▸ DIRECTIVES
a: In the memoir passage about the Infinity speakers, how many woofers does each bass tower of the IRSIII have?
b: Duplicate the part of the memoir passage about the Infinity speakers that begins at the words "It’s a long" and stops after "were the loudspeakers.".
c: Write the next part of the memoir passage about the Infinity loudspeakers, starting after its last sentence.

▸ READING TEXT
## BEGIN
For those of you having read my memoirs, 99% True, you’re likely to remember my telling of the story with my first encounter with the incredible, Infinity IRSIII loudspeakers.

It’s a long story so I won’t bore you with it here, but briefly, the “S” in PS Audio, Stan Warren, and I travelled out to Sea Cliff New York to the home of TAS reviewer and publisher, Harry Pearson. Our mission was to wow Harry with our little phono preamplifier, but that never happened. In fact, so blown away with what we heard that summer’s day, we never even removed the phono preamplifier from its box and went home with it.

Aside from being completely overwhelmed by the all Audio Research system along with a turntable and cartridge that probably cost as much as the net value of PS Audio at the time (which, frankly, wasn’t saying much as those things go), what dropped our jaws to the floor were the loudspeakers.

1.2 tons of pure musical magic were they. Standing 7.5 feet tall, the four columns consisted of twin bass towers, each sporting six 12″ woofers, and a pair of midrange treble wings, each with 32 tweeters and 12 planar midranges, all set in beautiful Brazilian rosewood.

When HP first turned on that system I can truthfully tell you it forever changed my life. To this day I have never had a bigger, more impressive single point experience. I mean, imagine going from what I was used to: a pair of Magneplanars with all PS gear—which sounded amazing—to this four column beast driven by the most expensive and exotic electronics on the planet.

Wow.

So, perhaps a decade or so ago, I decided it was time. I searched the planet for a pristine pair of the next step up from the IRSIII, which tuned out to be the IRSV. Those became my reference system and point of pride of years.
## END
▸ STORED DATA
## BEGIN
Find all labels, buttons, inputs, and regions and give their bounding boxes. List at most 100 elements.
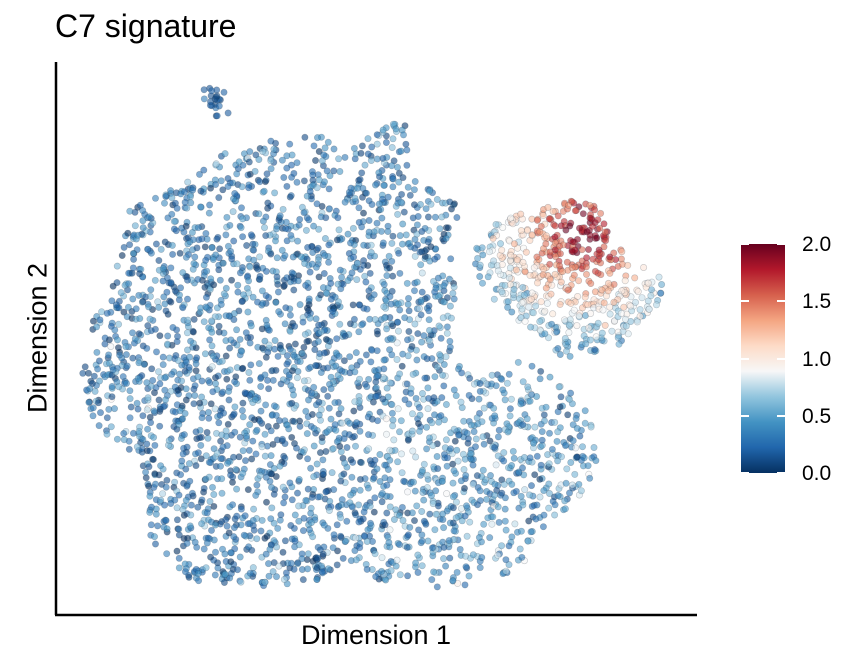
## END
▸ ANSWERS FOR THE TASKS
a: Six 12″ woofers.

b:
It’s a long story so I won’t bore you with it here, but briefly, the “S” in PS Audio, Stan Warren, and I travelled out to Sea Cliff New York to the home of TAS reviewer and publisher, Harry Pearson. Our mission was to wow Harry with our little phono preamplifier, but that never happened. In fact, so blown away with what we heard that summer’s day, we never even removed the phono preamplifier from its box and went home with it.

Aside from being completely overwhelmed by the all Audio Research system along with a turntable and cartridge that probably cost as much as the net value of PS Audio at the time (which, frankly, wasn’t saying much as those things go), what dropped our jaws to the floor were the loudspeakers.

c:
The IRS designer, my former partner and lifelong friend, Arnie Nudell, suspected this pair (from 1985to 1987) wasn’t performing as new, so he encouraged us to rebuild from scratch the IRS crossover with parts he would have used had he built them today—which we did. Before Arnie passed, he personally tweaked and blessed those crossovers and declared them the finest pair of IRSV he had ever heard.

Not long after that, Chris Brunhaver, Bob Stadtherr, and I conspired to upgrade the one weak spot of the IRSV, its cheesy woofers (Arnie did not believe in investing customer’s money into fancy woofers when a cheap high-distortion woofer’s performance could be corrected with the servo system). Chris didn’t agree with that notion and demonstrated to me that, beyond a shadow of a doubt, replacing those woofers with an expensive, low distortion, high-excursion version, powered with modern electronics and, without the crutch of a servo, sounded better. He was right. Our IRSV got all new woofers and the single mono power amp was replaced with twelve 700 watt amplifiers—one for each of the 12 woofers.

This became the state-of-the-art one-of-a-kind IRSV system.

Two years ago, when we launched the aspen series of loudspeakers, I retired this amazing system. Now, it is time to say goodbye to my old friend and find a new home for her.

If you, or someone you know, is interested in acquiring this system, and they can afford the $70K asking price, drop me a note. The system is ready to play, and I am hopeful we can find a good home.

Shipping is extra.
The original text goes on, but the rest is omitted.